**ANGEZEIGTER TEXT:**
____________________

Essen-Rüttenscheid. Mit Rundlaufkarte in die Kneipe: Mit einer besonderen Aktion wollen die „Rü-Retter“ Gastronomen an Pfingstsamstag helfen. Dahinter stecken Gäste.

Der Stadtteil Rüttenscheid ist für seine Kneipenkultur bekannt und beliebt, doch Corona bedroht deren Zukunft. Wirte fürchten um die wirtschaftliche Existenz. Jetzt hat sich eine Initiative formiert, deren Name zugleich Programm ist: „Rü-Retter“ nennt sich die Gruppe, die für Samstag (30. Mai) zu einer ungewöhnlichen Unterstützungsaktion aufruft.

____________________

(Einträge zu umrahmten Elementen)

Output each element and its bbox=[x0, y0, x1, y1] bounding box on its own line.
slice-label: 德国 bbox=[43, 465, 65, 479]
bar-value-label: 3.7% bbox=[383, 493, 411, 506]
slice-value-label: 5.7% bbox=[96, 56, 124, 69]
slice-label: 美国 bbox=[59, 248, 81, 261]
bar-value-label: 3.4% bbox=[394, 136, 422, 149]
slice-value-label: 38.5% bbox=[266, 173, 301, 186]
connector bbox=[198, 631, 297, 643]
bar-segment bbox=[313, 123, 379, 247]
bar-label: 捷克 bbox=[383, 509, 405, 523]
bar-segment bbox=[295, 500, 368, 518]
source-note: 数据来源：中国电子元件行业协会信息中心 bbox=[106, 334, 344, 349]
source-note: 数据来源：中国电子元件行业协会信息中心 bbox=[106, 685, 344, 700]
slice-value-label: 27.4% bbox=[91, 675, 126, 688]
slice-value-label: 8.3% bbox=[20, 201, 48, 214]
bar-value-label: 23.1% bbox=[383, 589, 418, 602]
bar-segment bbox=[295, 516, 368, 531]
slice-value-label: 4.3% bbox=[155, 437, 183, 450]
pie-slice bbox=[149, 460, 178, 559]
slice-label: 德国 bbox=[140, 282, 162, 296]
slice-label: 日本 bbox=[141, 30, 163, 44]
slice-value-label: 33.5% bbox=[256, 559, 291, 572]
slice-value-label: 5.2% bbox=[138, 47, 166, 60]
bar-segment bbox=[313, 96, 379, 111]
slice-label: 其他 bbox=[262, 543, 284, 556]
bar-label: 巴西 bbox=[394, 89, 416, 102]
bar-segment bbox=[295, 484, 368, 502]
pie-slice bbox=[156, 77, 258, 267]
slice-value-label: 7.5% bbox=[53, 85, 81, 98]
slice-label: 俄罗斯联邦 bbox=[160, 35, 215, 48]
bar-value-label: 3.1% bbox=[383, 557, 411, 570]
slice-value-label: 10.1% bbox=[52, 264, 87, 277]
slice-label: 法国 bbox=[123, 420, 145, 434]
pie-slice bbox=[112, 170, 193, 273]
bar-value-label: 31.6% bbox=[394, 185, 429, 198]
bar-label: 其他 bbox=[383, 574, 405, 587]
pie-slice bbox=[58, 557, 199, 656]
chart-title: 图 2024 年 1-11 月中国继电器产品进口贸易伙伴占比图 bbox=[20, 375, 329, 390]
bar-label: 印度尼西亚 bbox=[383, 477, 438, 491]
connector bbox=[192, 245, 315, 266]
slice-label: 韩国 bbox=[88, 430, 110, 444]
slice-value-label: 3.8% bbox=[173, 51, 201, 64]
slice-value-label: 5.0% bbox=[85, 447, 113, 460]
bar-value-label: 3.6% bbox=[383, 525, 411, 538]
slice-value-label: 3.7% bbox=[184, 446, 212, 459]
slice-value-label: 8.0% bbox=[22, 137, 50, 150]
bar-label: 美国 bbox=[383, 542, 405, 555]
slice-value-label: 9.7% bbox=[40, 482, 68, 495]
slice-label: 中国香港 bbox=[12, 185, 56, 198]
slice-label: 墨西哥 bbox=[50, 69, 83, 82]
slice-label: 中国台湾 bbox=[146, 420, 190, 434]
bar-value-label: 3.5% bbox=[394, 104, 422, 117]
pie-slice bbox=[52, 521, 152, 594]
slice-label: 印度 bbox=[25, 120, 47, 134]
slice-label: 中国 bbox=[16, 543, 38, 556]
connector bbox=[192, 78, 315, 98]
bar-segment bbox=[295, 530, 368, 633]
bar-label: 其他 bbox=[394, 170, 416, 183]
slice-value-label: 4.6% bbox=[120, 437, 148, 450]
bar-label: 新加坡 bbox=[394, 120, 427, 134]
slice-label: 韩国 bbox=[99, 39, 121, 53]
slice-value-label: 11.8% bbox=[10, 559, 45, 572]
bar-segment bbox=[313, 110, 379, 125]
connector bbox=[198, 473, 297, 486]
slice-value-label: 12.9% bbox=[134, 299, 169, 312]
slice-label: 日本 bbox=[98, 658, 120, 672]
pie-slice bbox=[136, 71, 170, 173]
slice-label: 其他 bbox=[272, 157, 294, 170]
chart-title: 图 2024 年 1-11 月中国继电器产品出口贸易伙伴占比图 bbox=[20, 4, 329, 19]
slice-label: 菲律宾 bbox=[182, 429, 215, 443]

____________________

**AUFGABE 1:** Kopiere aus dem Bericht über die „Rü-Retter“ den Abschnitt von „Der Stadtteil Rüttenscheid“ bis „ungewöhnlichen Unterstützungsaktion aufruft.“ unverändert.
**AUFGABE 2:** Welche Bezeichnungen verwendet der Bericht über die „Rü-Retter“ für den Zusammenschluss, der zu der Aktion aufruft? Nenne alle.
**AUFGABE 3:** Schreib den Bericht über die „Rü-Retter“ in Rüttenscheid im Anschluss an seinen letzten Satz weiter.

**ERWARTETE ANTWORT 1:**
Der Stadtteil Rüttenscheid ist für seine Kneipenkultur bekannt und beliebt, doch Corona bedroht deren Zukunft. Wirte fürchten um die wirtschaftliche Existenz. Jetzt hat sich eine Initiative formiert, deren Name zugleich Programm ist: „Rü-Retter“ nennt sich die Gruppe, die für Samstag (30. Mai) zu einer ungewöhnlichen Unterstützungsaktion aufruft.

**ERWARTETE ANTWORT 2:** „Rü-Retter“, Initiative, Gruppe

**ERWARTETE ANTWORT 3:**
Verzehr bei der Aktion in Essen-Rüttenscheid im Abstand von 25 Metern zum Lokal

Ab 16 Uhr sind die Bürger zu einem Bummel über die Rü eingeladen, bei dem sie sich in Kneipen ihrer Wahl ein Getränk „to go“ bestellen sollen. Der Clou: Jeder Gast erhält, so wird die Aktion auch in den sozialen Netzwerken beworben, eine Art Rundlaufkarte mit den Signets aller teilnehmenden Lokale und bekommt von jeder Gaststätte, die er besucht, einen Stempel. Die Aufenthalte selbst fallen allerdings kurz aus, „denn der Gast soll nur ein oder mehrere Getränke bestellen und sie entgegennehmen“, erklärt Initiatorin Varinja Kunitzky. Der Verzehr finde dann im Abstand von 25 Metern zum Lokal statt, um die Auflagen zu erfüllen.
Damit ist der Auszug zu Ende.